(Source records)

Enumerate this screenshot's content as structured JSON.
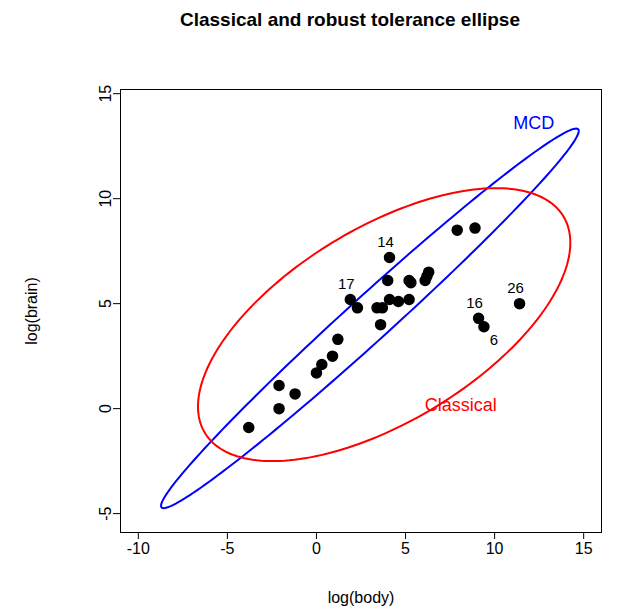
{
  "chart_data": {
    "type": "scatter",
    "title": "Classical and robust tolerance ellipse",
    "x_label": "log(body)",
    "y_label": "log(brain)",
    "xlim": [
      -11,
      16
    ],
    "ylim": [
      -5.9,
      15.2
    ],
    "xticks": [
      -10,
      -5,
      0,
      5,
      10,
      15
    ],
    "yticks": [
      -5,
      0,
      5,
      10,
      15
    ],
    "grid": false,
    "color": "#000000",
    "marker": "circle",
    "x": [
      -3.8,
      -2.1,
      -2.1,
      -1.2,
      0.0,
      0.3,
      0.9,
      1.2,
      1.9,
      2.3,
      3.4,
      3.6,
      3.7,
      4.0,
      4.1,
      4.1,
      4.6,
      5.2,
      5.3,
      5.2,
      6.1,
      6.2,
      6.3,
      7.9,
      8.9,
      9.1,
      9.4,
      11.4
    ],
    "y": [
      -0.9,
      1.1,
      0.0,
      0.7,
      1.7,
      2.1,
      2.5,
      3.3,
      5.2,
      4.8,
      4.8,
      4.0,
      4.8,
      6.1,
      7.2,
      5.2,
      5.1,
      6.1,
      6.0,
      5.2,
      6.1,
      6.3,
      6.5,
      8.5,
      8.6,
      4.3,
      3.9,
      5.0
    ],
    "labels": [
      null,
      null,
      null,
      null,
      null,
      null,
      null,
      null,
      "17",
      null,
      null,
      null,
      null,
      null,
      "14",
      null,
      null,
      null,
      null,
      null,
      null,
      null,
      null,
      null,
      null,
      "16",
      "6",
      "26"
    ],
    "ellipses": [
      {
        "name": "MCD",
        "color": "#0000ff",
        "center": [
          3.0,
          4.3
        ],
        "axis_1": [
          11.7,
          9.0
        ],
        "axis_2": [
          -0.75,
          0.85
        ],
        "label_at": [
          12.2,
          13.6
        ]
      },
      {
        "name": "Classical",
        "color": "#ff0000",
        "center": [
          3.8,
          4.0
        ],
        "axis_1": [
          10.45,
          3.9
        ],
        "axis_2": [
          0.0,
          5.2
        ],
        "label_at": [
          8.1,
          0.15
        ]
      }
    ]
  }
}
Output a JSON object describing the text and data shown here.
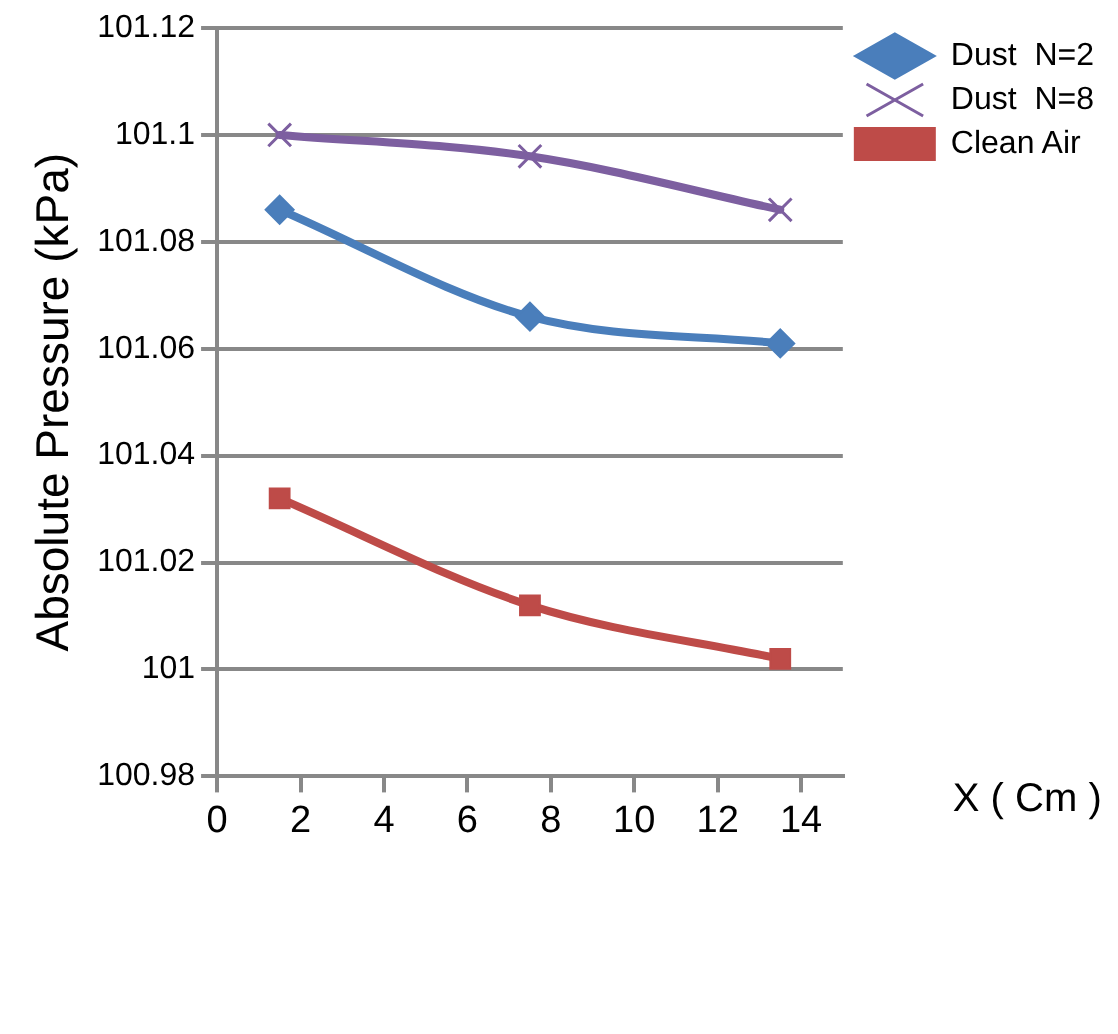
{
  "chart_data": {
    "type": "line",
    "ylabel": "Absolute Pressure (kPa)",
    "xlabel": "X ( Cm )",
    "x": [
      1.5,
      7.5,
      13.5
    ],
    "series": [
      {
        "name": "Dust  N=2",
        "color": "#4a7ebb",
        "marker": "diamond",
        "values": [
          101.086,
          101.066,
          101.061
        ]
      },
      {
        "name": "Dust  N=8",
        "color": "#7d5fa0",
        "marker": "cross",
        "values": [
          101.1,
          101.096,
          101.086
        ]
      },
      {
        "name": "Clean Air",
        "color": "#be4b48",
        "marker": "square",
        "values": [
          101.032,
          101.012,
          101.002
        ]
      }
    ],
    "xlim": [
      0,
      15
    ],
    "xticks": [
      0,
      2,
      4,
      6,
      8,
      10,
      12,
      14
    ],
    "ylim": [
      100.98,
      101.12
    ],
    "yticks": [
      100.98,
      101,
      101.02,
      101.04,
      101.06,
      101.08,
      101.1,
      101.12
    ],
    "grid": "y",
    "legend": "top right"
  }
}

_SHORT TASK_:
The pictures should not be reproduced; quote all of the other material exactly.

_ANSWER TO THE PROBLEM_:
Enumerate this screenshot's content as structured JSON.
{
  "chart_data": {
    "type": "scatter",
    "title": "Classical and robust tolerance ellipse",
    "x_label": "log(body)",
    "y_label": "log(brain)",
    "xlim": [
      -11,
      16
    ],
    "ylim": [
      -5.9,
      15.2
    ],
    "xticks": [
      -10,
      -5,
      0,
      5,
      10,
      15
    ],
    "yticks": [
      -5,
      0,
      5,
      10,
      15
    ],
    "grid": false,
    "color": "#000000",
    "marker": "circle",
    "x": [
      -3.8,
      -2.1,
      -2.1,
      -1.2,
      0.0,
      0.3,
      0.9,
      1.2,
      1.9,
      2.3,
      3.4,
      3.6,
      3.7,
      4.0,
      4.1,
      4.1,
      4.6,
      5.2,
      5.3,
      5.2,
      6.1,
      6.2,
      6.3,
      7.9,
      8.9,
      9.1,
      9.4,
      11.4
    ],
    "y": [
      -0.9,
      1.1,
      0.0,
      0.7,
      1.7,
      2.1,
      2.5,
      3.3,
      5.2,
      4.8,
      4.8,
      4.0,
      4.8,
      6.1,
      7.2,
      5.2,
      5.1,
      6.1,
      6.0,
      5.2,
      6.1,
      6.3,
      6.5,
      8.5,
      8.6,
      4.3,
      3.9,
      5.0
    ],
    "labels": [
      null,
      null,
      null,
      null,
      null,
      null,
      null,
      null,
      "17",
      null,
      null,
      null,
      null,
      null,
      "14",
      null,
      null,
      null,
      null,
      null,
      null,
      null,
      null,
      null,
      null,
      "16",
      "6",
      "26"
    ],
    "ellipses": [
      {
        "name": "MCD",
        "color": "#0000ff",
        "center": [
          3.0,
          4.3
        ],
        "axis_1": [
          11.7,
          9.0
        ],
        "axis_2": [
          -0.75,
          0.85
        ],
        "label_at": [
          12.2,
          13.6
        ]
      },
      {
        "name": "Classical",
        "color": "#ff0000",
        "center": [
          3.8,
          4.0
        ],
        "axis_1": [
          10.45,
          3.9
        ],
        "axis_2": [
          0.0,
          5.2
        ],
        "label_at": [
          8.1,
          0.15
        ]
      }
    ]
  }
}
Output a JSON object describing the text and data shown here.
{
  "chart_data": {
    "type": "line",
    "ylabel": "Absolute Pressure (kPa)",
    "xlabel": "X ( Cm )",
    "x": [
      1.5,
      7.5,
      13.5
    ],
    "series": [
      {
        "name": "Dust  N=2",
        "color": "#4a7ebb",
        "marker": "diamond",
        "values": [
          101.086,
          101.066,
          101.061
        ]
      },
      {
        "name": "Dust  N=8",
        "color": "#7d5fa0",
        "marker": "cross",
        "values": [
          101.1,
          101.096,
          101.086
        ]
      },
      {
        "name": "Clean Air",
        "color": "#be4b48",
        "marker": "square",
        "values": [
          101.032,
          101.012,
          101.002
        ]
      }
    ],
    "xlim": [
      0,
      15
    ],
    "xticks": [
      0,
      2,
      4,
      6,
      8,
      10,
      12,
      14
    ],
    "ylim": [
      100.98,
      101.12
    ],
    "yticks": [
      100.98,
      101,
      101.02,
      101.04,
      101.06,
      101.08,
      101.1,
      101.12
    ],
    "grid": "y",
    "legend": "top right"
  }
}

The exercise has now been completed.